-- EXERCISE DETAILS --
The listing below is to be output in its exact form.

-- DATA SECTION --
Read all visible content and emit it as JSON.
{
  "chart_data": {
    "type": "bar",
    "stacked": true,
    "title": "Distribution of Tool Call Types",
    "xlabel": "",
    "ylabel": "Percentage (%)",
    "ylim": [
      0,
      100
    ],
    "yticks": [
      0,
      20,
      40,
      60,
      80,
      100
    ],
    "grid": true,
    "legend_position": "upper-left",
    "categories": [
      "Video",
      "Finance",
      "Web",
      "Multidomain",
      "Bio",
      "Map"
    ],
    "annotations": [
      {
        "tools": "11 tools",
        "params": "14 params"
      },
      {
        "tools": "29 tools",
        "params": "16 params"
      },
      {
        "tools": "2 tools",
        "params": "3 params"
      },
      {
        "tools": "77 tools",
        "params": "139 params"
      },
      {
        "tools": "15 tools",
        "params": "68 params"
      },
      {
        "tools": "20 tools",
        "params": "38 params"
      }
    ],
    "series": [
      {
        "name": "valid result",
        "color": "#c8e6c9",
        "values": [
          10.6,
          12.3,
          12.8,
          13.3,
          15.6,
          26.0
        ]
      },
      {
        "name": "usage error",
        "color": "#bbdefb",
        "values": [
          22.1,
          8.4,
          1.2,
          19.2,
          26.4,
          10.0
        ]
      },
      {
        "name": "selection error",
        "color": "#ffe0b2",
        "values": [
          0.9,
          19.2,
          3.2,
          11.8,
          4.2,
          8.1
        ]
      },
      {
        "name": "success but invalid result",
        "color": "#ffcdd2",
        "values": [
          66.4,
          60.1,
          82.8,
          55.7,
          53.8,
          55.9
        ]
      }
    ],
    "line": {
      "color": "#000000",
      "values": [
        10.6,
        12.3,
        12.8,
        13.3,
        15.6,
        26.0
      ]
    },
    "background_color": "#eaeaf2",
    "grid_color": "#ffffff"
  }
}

-- PROBLEM SOLUTION --
Read all visible content and emit it as JSON.
{
  "chart_data": {
    "type": "bar",
    "stacked": true,
    "title": "Distribution of Tool Call Types",
    "xlabel": "",
    "ylabel": "Percentage (%)",
    "ylim": [
      0,
      100
    ],
    "yticks": [
      0,
      20,
      40,
      60,
      80,
      100
    ],
    "grid": true,
    "legend_position": "upper-left",
    "categories": [
      "Video",
      "Finance",
      "Web",
      "Multidomain",
      "Bio",
      "Map"
    ],
    "annotations": [
      {
        "tools": "11 tools",
        "params": "14 params"
      },
      {
        "tools": "29 tools",
        "params": "16 params"
      },
      {
        "tools": "2 tools",
        "params": "3 params"
      },
      {
        "tools": "77 tools",
        "params": "139 params"
      },
      {
        "tools": "15 tools",
        "params": "68 params"
      },
      {
        "tools": "20 tools",
        "params": "38 params"
      }
    ],
    "series": [
      {
        "name": "valid result",
        "color": "#c8e6c9",
        "values": [
          10.6,
          12.3,
          12.8,
          13.3,
          15.6,
          26.0
        ]
      },
      {
        "name": "usage error",
        "color": "#bbdefb",
        "values": [
          22.1,
          8.4,
          1.2,
          19.2,
          26.4,
          10.0
        ]
      },
      {
        "name": "selection error",
        "color": "#ffe0b2",
        "values": [
          0.9,
          19.2,
          3.2,
          11.8,
          4.2,
          8.1
        ]
      },
      {
        "name": "success but invalid result",
        "color": "#ffcdd2",
        "values": [
          66.4,
          60.1,
          82.8,
          55.7,
          53.8,
          55.9
        ]
      }
    ],
    "line": {
      "color": "#000000",
      "values": [
        10.6,
        12.3,
        12.8,
        13.3,
        15.6,
        26.0
      ]
    },
    "background_color": "#eaeaf2",
    "grid_color": "#ffffff"
  }
}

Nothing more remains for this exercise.